Goal >>
Return each line of the listing that contains the string "действий".

(Extracted records)
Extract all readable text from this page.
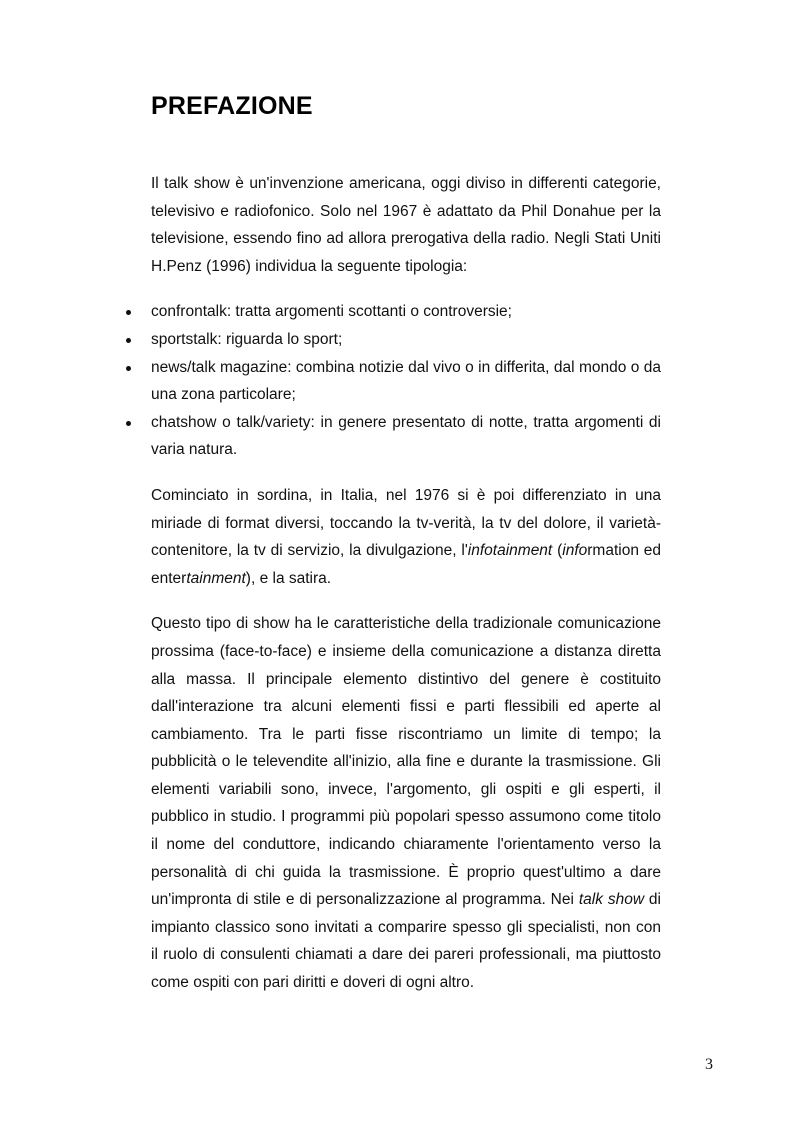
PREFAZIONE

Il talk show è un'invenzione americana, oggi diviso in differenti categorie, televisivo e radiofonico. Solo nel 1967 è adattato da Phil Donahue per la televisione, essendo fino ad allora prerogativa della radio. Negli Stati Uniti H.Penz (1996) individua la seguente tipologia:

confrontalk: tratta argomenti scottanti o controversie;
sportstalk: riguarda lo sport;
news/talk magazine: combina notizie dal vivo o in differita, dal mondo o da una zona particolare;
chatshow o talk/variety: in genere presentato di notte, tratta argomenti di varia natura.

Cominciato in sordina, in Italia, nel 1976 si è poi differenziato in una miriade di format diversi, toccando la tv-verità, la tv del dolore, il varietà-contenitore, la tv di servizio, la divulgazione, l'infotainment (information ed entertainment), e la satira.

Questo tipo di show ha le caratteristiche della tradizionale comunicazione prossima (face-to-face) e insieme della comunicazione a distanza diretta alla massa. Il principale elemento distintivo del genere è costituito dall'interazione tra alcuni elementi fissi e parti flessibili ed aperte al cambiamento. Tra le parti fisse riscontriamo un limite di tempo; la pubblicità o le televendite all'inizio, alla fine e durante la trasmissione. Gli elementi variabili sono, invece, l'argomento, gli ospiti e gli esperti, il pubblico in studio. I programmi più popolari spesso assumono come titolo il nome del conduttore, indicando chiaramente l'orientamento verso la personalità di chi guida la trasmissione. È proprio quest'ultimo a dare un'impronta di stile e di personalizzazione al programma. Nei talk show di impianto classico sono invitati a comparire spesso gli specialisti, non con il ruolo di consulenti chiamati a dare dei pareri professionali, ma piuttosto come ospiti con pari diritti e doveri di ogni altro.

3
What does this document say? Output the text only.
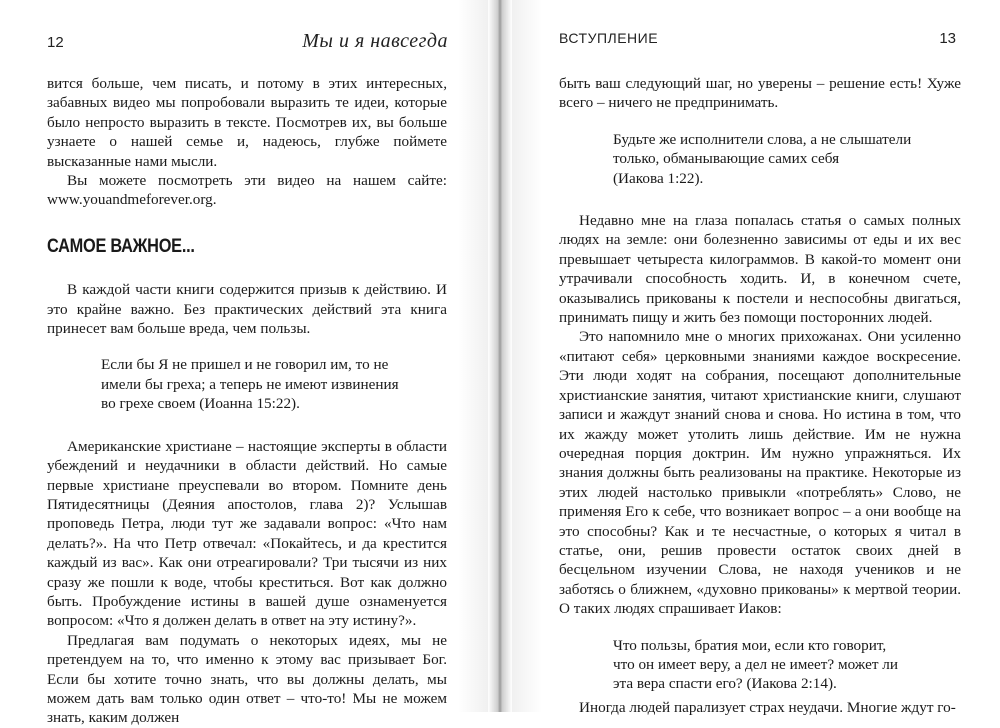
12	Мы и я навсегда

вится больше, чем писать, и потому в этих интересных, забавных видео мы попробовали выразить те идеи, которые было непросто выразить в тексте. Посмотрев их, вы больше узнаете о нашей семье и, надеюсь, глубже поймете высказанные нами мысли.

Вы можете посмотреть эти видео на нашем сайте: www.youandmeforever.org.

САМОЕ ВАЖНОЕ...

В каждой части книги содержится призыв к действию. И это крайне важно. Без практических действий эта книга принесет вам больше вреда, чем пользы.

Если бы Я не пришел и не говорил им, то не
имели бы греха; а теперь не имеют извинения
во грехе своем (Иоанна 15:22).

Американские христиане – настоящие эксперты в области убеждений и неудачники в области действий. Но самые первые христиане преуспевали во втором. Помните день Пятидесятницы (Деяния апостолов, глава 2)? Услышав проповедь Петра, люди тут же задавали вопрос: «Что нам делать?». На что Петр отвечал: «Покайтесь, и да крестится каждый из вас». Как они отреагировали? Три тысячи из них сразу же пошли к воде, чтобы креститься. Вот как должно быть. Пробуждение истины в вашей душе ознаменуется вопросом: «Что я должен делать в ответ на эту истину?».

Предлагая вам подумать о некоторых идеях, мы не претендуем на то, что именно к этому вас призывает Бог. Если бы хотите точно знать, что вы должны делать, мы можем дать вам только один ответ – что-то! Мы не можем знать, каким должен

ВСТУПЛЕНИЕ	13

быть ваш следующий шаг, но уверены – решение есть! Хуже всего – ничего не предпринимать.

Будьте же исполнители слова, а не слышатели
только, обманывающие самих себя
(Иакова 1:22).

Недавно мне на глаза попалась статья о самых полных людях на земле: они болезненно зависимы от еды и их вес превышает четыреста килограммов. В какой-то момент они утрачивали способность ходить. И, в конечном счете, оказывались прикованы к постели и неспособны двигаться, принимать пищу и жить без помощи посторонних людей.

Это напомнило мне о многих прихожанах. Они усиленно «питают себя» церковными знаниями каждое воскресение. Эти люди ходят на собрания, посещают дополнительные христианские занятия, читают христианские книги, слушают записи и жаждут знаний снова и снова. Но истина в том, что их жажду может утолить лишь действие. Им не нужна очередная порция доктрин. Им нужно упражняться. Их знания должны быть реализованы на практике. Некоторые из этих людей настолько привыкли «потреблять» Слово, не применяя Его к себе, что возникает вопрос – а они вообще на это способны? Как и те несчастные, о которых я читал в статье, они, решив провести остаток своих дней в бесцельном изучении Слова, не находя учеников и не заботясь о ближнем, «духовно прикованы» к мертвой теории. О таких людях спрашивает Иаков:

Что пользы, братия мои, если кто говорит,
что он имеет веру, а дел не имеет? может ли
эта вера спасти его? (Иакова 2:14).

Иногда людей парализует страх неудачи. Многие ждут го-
...
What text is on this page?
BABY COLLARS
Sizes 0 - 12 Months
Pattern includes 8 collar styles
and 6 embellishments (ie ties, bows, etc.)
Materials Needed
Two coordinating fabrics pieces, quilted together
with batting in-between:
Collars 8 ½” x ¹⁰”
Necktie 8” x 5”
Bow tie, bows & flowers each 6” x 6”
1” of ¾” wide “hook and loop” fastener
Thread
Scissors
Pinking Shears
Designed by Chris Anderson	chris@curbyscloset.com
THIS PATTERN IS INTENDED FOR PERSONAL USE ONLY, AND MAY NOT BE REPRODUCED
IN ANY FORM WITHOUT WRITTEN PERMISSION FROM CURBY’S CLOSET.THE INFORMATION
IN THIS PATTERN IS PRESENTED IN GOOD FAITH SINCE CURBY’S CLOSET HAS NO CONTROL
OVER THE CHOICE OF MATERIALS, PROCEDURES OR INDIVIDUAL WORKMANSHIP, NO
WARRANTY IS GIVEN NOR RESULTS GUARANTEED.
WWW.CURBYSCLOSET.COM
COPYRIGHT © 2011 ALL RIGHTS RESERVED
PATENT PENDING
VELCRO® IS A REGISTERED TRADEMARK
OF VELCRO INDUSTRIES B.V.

The output >>
В каждой части книги содержится призыв к действию. И это крайне важно. Без практических действий эта книга принесет вам больше вреда, чем пользы.
Американские христиане – настоящие эксперты в области убеждений и неудачники в области действий. Но самые первые христиане преуспевали во втором. Помните день Пятидесятницы (Деяния апостолов, глава 2)? Услышав проповедь Петра, люди тут же задавали вопрос: «Что нам делать?». На что Петр отвечал: «Покайтесь, и да крестится каждый из вас». Как они отреагировали? Три тысячи из них сразу же пошли к воде, чтобы креститься. Вот как должно быть. Пробуждение истины в вашей душе ознаменуется вопросом: «Что я должен делать в ответ на эту истину?».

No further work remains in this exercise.